_Records shown_
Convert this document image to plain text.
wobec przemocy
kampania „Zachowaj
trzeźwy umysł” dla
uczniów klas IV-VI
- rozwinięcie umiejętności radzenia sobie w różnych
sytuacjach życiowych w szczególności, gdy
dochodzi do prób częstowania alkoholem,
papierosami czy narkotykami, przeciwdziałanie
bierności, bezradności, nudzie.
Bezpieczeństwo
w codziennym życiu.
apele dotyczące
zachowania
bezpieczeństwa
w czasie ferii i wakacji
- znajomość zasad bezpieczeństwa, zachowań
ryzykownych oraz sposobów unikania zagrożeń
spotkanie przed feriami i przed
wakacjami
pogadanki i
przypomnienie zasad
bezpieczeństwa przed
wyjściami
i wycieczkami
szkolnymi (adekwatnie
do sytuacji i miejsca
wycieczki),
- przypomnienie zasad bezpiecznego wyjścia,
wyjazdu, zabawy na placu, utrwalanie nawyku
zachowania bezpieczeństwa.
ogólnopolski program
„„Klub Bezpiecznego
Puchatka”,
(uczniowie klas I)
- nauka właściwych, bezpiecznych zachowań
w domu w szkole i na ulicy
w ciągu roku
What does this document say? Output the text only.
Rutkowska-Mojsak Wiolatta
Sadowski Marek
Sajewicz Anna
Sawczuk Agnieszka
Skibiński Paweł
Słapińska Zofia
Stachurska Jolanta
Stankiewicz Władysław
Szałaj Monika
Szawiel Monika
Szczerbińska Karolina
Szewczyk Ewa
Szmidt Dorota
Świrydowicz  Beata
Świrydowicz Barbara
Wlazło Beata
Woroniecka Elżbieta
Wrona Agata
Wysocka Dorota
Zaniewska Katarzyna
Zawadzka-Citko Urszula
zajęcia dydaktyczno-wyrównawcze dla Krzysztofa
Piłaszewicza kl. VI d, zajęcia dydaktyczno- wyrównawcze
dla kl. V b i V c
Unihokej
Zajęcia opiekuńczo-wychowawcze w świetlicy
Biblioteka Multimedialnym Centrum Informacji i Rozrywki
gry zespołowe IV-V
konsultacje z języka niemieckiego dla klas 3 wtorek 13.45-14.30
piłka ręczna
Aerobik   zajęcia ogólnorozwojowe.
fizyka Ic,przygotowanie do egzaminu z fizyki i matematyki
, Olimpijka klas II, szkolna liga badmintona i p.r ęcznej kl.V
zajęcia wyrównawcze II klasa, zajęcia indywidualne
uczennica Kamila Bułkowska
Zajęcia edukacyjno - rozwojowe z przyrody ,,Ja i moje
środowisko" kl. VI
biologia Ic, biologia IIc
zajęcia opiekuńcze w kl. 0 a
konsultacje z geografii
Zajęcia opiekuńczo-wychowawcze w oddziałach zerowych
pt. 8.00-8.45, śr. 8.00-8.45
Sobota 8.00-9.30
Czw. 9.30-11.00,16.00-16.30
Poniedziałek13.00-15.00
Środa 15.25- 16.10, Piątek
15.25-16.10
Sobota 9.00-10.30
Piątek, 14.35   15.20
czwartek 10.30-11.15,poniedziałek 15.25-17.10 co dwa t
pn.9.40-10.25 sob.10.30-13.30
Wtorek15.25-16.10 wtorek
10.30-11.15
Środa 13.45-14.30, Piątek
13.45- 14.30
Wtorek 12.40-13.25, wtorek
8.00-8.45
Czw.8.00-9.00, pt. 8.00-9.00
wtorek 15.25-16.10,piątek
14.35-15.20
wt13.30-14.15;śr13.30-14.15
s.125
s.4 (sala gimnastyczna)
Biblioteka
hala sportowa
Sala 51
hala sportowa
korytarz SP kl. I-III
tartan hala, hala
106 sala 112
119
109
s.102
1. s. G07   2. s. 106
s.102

_Exercise instructions_
Reproduce the entries above in full by retyping them exactly.

_Response_
Convert this document image to plain text.
wobec przemocy
kampania „Zachowaj
trzeźwy umysł” dla
uczniów klas IV-VI
- rozwinięcie umiejętności radzenia sobie w różnych
sytuacjach życiowych w szczególności, gdy
dochodzi do prób częstowania alkoholem,
papierosami czy narkotykami, przeciwdziałanie
bierności, bezradności, nudzie.
Bezpieczeństwo
w codziennym życiu.
apele dotyczące
zachowania
bezpieczeństwa
w czasie ferii i wakacji
- znajomość zasad bezpieczeństwa, zachowań
ryzykownych oraz sposobów unikania zagrożeń
spotkanie przed feriami i przed
wakacjami
pogadanki i
przypomnienie zasad
bezpieczeństwa przed
wyjściami
i wycieczkami
szkolnymi (adekwatnie
do sytuacji i miejsca
wycieczki),
- przypomnienie zasad bezpiecznego wyjścia,
wyjazdu, zabawy na placu, utrwalanie nawyku
zachowania bezpieczeństwa.
ogólnopolski program
„„Klub Bezpiecznego
Puchatka”,
(uczniowie klas I)
- nauka właściwych, bezpiecznych zachowań
w domu w szkole i na ulicy
w ciągu roku
What does this document say? Output the text only.
Rutkowska-Mojsak Wiolatta
Sadowski Marek
Sajewicz Anna
Sawczuk Agnieszka
Skibiński Paweł
Słapińska Zofia
Stachurska Jolanta
Stankiewicz Władysław
Szałaj Monika
Szawiel Monika
Szczerbińska Karolina
Szewczyk Ewa
Szmidt Dorota
Świrydowicz  Beata
Świrydowicz Barbara
Wlazło Beata
Woroniecka Elżbieta
Wrona Agata
Wysocka Dorota
Zaniewska Katarzyna
Zawadzka-Citko Urszula
zajęcia dydaktyczno-wyrównawcze dla Krzysztofa
Piłaszewicza kl. VI d, zajęcia dydaktyczno- wyrównawcze
dla kl. V b i V c
Unihokej
Zajęcia opiekuńczo-wychowawcze w świetlicy
Biblioteka Multimedialnym Centrum Informacji i Rozrywki
gry zespołowe IV-V
konsultacje z języka niemieckiego dla klas 3 wtorek 13.45-14.30
piłka ręczna
Aerobik   zajęcia ogólnorozwojowe.
fizyka Ic,przygotowanie do egzaminu z fizyki i matematyki
, Olimpijka klas II, szkolna liga badmintona i p.r ęcznej kl.V
zajęcia wyrównawcze II klasa, zajęcia indywidualne
uczennica Kamila Bułkowska
Zajęcia edukacyjno - rozwojowe z przyrody ,,Ja i moje
środowisko" kl. VI
biologia Ic, biologia IIc
zajęcia opiekuńcze w kl. 0 a
konsultacje z geografii
Zajęcia opiekuńczo-wychowawcze w oddziałach zerowych
pt. 8.00-8.45, śr. 8.00-8.45
Sobota 8.00-9.30
Czw. 9.30-11.00,16.00-16.30
Poniedziałek13.00-15.00
Środa 15.25- 16.10, Piątek
15.25-16.10
Sobota 9.00-10.30
Piątek, 14.35   15.20
czwartek 10.30-11.15,poniedziałek 15.25-17.10 co dwa t
pn.9.40-10.25 sob.10.30-13.30
Wtorek15.25-16.10 wtorek
10.30-11.15
Środa 13.45-14.30, Piątek
13.45- 14.30
Wtorek 12.40-13.25, wtorek
8.00-8.45
Czw.8.00-9.00, pt. 8.00-9.00
wtorek 15.25-16.10,piątek
14.35-15.20
wt13.30-14.15;śr13.30-14.15
s.125
s.4 (sala gimnastyczna)
Biblioteka
hala sportowa
Sala 51
hala sportowa
korytarz SP kl. I-III
tartan hala, hala
106 sala 112
119
109
s.102
1. s. G07   2. s. 106
s.102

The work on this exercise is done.